**EXERCISE REQUIREMENTS**:
Copy all the material below, exactly as it stands.

**RECORDS PROVIDED**:
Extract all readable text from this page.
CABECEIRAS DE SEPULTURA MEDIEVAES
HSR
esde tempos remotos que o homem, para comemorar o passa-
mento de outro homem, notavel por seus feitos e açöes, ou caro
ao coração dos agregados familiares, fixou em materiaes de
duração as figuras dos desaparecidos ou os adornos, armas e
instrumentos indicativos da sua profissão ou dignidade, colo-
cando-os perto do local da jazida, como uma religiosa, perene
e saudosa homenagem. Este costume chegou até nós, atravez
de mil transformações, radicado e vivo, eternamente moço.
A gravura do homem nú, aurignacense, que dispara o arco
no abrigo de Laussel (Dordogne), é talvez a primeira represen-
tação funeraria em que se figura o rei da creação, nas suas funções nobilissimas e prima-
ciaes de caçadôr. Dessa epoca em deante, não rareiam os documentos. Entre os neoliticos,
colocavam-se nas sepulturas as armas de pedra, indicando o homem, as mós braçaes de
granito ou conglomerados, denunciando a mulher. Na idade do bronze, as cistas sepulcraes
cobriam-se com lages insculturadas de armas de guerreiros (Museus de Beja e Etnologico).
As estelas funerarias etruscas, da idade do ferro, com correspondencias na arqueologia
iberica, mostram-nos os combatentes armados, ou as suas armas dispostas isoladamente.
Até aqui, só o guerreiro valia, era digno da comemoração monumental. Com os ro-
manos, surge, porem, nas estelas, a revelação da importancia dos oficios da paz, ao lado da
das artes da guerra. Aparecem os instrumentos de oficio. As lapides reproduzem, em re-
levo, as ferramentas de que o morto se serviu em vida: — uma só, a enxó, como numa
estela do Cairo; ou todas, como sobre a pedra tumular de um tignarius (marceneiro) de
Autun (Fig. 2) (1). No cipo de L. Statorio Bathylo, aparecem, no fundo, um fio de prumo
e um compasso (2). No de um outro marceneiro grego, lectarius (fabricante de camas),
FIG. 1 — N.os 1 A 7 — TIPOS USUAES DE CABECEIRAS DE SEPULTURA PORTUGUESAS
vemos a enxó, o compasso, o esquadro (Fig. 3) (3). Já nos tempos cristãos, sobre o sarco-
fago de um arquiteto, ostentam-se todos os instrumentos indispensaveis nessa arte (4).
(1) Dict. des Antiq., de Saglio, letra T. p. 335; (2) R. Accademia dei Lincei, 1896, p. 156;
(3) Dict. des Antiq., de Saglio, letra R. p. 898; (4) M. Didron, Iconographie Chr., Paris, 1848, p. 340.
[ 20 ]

**REPLY**:
Extract all readable text from this page.
CABECEIRAS DE SEPULTURA MEDIEVAES
HSR
esde tempos remotos que o homem, para comemorar o passa-
mento de outro homem, notavel por seus feitos e açöes, ou caro
ao coração dos agregados familiares, fixou em materiaes de
duração as figuras dos desaparecidos ou os adornos, armas e
instrumentos indicativos da sua profissão ou dignidade, colo-
cando-os perto do local da jazida, como uma religiosa, perene
e saudosa homenagem. Este costume chegou até nós, atravez
de mil transformações, radicado e vivo, eternamente moço.
A gravura do homem nú, aurignacense, que dispara o arco
no abrigo de Laussel (Dordogne), é talvez a primeira represen-
tação funeraria em que se figura o rei da creação, nas suas funções nobilissimas e prima-
ciaes de caçadôr. Dessa epoca em deante, não rareiam os documentos. Entre os neoliticos,
colocavam-se nas sepulturas as armas de pedra, indicando o homem, as mós braçaes de
granito ou conglomerados, denunciando a mulher. Na idade do bronze, as cistas sepulcraes
cobriam-se com lages insculturadas de armas de guerreiros (Museus de Beja e Etnologico).
As estelas funerarias etruscas, da idade do ferro, com correspondencias na arqueologia
iberica, mostram-nos os combatentes armados, ou as suas armas dispostas isoladamente.
Até aqui, só o guerreiro valia, era digno da comemoração monumental. Com os ro-
manos, surge, porem, nas estelas, a revelação da importancia dos oficios da paz, ao lado da
das artes da guerra. Aparecem os instrumentos de oficio. As lapides reproduzem, em re-
levo, as ferramentas de que o morto se serviu em vida: — uma só, a enxó, como numa
estela do Cairo; ou todas, como sobre a pedra tumular de um tignarius (marceneiro) de
Autun (Fig. 2) (1). No cipo de L. Statorio Bathylo, aparecem, no fundo, um fio de prumo
e um compasso (2). No de um outro marceneiro grego, lectarius (fabricante de camas),
FIG. 1 — N.os 1 A 7 — TIPOS USUAES DE CABECEIRAS DE SEPULTURA PORTUGUESAS
vemos a enxó, o compasso, o esquadro (Fig. 3) (3). Já nos tempos cristãos, sobre o sarco-
fago de um arquiteto, ostentam-se todos os instrumentos indispensaveis nessa arte (4).
(1) Dict. des Antiq., de Saglio, letra T. p. 335; (2) R. Accademia dei Lincei, 1896, p. 156;
(3) Dict. des Antiq., de Saglio, letra R. p. 898; (4) M. Didron, Iconographie Chr., Paris, 1848, p. 340.
[ 20 ]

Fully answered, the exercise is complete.